INFORMATION SHOWN:

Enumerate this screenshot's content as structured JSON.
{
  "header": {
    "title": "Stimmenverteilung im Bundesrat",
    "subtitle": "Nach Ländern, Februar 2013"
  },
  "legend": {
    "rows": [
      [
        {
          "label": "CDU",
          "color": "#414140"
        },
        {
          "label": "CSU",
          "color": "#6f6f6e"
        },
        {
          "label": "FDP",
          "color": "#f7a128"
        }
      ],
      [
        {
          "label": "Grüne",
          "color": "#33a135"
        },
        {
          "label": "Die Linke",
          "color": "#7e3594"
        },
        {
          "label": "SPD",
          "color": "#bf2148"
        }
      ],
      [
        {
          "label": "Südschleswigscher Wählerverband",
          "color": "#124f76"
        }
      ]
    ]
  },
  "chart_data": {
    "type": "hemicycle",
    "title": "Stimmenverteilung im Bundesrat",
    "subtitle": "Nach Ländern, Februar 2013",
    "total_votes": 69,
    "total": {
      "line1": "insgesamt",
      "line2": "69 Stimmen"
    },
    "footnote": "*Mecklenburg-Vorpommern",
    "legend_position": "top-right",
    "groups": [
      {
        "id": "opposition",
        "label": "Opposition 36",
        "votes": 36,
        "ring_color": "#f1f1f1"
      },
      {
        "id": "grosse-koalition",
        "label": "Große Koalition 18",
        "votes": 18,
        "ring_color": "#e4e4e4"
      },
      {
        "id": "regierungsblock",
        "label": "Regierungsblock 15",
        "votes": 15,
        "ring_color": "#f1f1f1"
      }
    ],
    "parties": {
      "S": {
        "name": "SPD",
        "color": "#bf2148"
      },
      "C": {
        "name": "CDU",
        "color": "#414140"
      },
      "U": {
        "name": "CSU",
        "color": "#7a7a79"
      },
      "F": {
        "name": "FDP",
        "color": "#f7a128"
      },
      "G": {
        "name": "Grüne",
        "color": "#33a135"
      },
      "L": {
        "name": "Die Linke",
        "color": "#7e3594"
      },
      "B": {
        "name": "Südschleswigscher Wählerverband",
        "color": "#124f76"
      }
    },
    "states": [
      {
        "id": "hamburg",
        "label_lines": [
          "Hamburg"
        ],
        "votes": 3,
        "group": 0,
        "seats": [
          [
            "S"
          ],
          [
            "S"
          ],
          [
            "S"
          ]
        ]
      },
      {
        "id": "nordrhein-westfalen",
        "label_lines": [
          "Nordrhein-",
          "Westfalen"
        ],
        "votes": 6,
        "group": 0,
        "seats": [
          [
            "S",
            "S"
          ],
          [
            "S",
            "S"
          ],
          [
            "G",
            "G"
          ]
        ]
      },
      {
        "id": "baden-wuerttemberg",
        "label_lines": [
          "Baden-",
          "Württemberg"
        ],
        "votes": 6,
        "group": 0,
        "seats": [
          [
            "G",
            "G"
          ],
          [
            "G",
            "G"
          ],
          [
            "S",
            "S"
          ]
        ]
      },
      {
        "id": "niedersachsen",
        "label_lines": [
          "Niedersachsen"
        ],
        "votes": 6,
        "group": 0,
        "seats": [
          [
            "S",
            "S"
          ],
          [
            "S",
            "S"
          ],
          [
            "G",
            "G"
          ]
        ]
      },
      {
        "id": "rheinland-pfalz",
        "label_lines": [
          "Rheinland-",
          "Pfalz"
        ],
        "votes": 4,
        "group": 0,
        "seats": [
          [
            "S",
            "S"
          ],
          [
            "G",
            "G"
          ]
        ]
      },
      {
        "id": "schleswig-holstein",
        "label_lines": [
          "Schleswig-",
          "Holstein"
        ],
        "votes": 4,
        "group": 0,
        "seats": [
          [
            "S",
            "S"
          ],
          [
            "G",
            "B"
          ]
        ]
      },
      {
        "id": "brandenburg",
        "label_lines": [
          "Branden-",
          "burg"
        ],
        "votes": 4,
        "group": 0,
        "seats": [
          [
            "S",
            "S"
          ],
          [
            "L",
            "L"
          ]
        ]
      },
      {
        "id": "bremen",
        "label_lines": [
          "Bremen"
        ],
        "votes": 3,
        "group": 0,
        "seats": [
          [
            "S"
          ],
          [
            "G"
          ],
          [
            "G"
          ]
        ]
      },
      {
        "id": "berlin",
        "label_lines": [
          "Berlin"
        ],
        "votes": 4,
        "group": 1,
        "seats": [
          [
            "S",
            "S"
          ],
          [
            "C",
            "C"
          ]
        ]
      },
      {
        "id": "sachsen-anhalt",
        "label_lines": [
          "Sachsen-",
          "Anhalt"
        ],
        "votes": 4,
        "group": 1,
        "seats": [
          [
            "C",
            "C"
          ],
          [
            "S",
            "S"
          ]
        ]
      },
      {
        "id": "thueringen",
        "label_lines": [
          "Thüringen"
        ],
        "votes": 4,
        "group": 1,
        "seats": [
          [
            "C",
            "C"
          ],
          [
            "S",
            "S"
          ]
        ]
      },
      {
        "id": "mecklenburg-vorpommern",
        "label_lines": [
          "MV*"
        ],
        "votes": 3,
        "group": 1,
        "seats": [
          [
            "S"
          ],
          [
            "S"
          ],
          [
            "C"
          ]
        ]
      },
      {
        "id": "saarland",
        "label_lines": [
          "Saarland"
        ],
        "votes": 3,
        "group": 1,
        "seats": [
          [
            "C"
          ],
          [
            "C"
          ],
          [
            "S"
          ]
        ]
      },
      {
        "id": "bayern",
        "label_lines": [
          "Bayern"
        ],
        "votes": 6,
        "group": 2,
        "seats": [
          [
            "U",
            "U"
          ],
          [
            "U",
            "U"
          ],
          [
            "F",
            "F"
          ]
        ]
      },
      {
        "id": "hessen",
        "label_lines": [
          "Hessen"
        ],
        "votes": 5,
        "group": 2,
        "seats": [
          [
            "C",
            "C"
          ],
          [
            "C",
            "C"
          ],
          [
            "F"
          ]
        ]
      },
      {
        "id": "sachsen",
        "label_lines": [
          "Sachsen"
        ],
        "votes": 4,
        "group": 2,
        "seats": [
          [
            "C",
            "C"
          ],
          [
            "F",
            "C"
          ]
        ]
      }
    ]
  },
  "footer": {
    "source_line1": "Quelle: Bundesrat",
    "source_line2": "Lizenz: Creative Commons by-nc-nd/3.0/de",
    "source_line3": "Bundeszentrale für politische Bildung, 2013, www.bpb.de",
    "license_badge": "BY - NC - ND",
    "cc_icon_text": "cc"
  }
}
==
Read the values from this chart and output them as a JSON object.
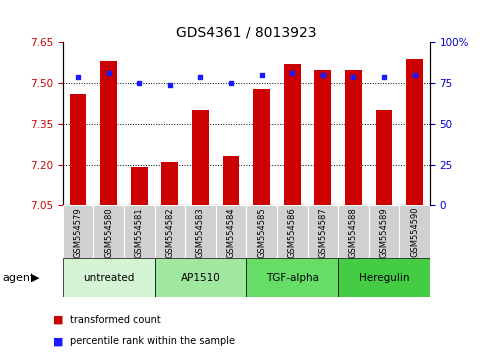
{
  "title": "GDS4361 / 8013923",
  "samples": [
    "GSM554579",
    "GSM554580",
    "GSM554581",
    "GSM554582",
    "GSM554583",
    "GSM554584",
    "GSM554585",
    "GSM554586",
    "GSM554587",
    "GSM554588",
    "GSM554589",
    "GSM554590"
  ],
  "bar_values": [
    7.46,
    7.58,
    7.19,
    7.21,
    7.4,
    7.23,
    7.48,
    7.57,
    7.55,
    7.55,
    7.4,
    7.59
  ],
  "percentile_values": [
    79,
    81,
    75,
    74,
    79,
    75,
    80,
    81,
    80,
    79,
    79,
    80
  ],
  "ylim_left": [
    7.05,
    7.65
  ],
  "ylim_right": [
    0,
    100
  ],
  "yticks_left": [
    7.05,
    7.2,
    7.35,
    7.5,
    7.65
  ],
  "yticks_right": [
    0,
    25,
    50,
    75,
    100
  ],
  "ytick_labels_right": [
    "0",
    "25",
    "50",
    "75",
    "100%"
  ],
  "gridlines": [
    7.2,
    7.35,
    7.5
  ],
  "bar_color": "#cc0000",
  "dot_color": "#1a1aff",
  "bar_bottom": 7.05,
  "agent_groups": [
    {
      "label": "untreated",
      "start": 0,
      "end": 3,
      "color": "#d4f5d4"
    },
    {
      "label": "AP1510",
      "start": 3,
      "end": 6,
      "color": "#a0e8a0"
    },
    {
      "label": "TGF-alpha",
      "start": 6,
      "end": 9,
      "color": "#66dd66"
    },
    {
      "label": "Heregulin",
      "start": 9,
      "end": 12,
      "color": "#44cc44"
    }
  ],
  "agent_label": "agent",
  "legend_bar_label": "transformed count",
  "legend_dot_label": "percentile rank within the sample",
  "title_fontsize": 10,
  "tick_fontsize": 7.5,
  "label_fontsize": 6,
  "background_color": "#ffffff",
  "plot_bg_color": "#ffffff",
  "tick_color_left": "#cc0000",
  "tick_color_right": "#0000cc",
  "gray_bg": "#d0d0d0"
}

TASK TO CARRY OUT: Search the entries for the word "Ländern" and gather every line where it appears.

REPLY TO THE TASK:
    "subtitle": "Nach Ländern, Februar 2013"
    "subtitle": "Nach Ländern, Februar 2013",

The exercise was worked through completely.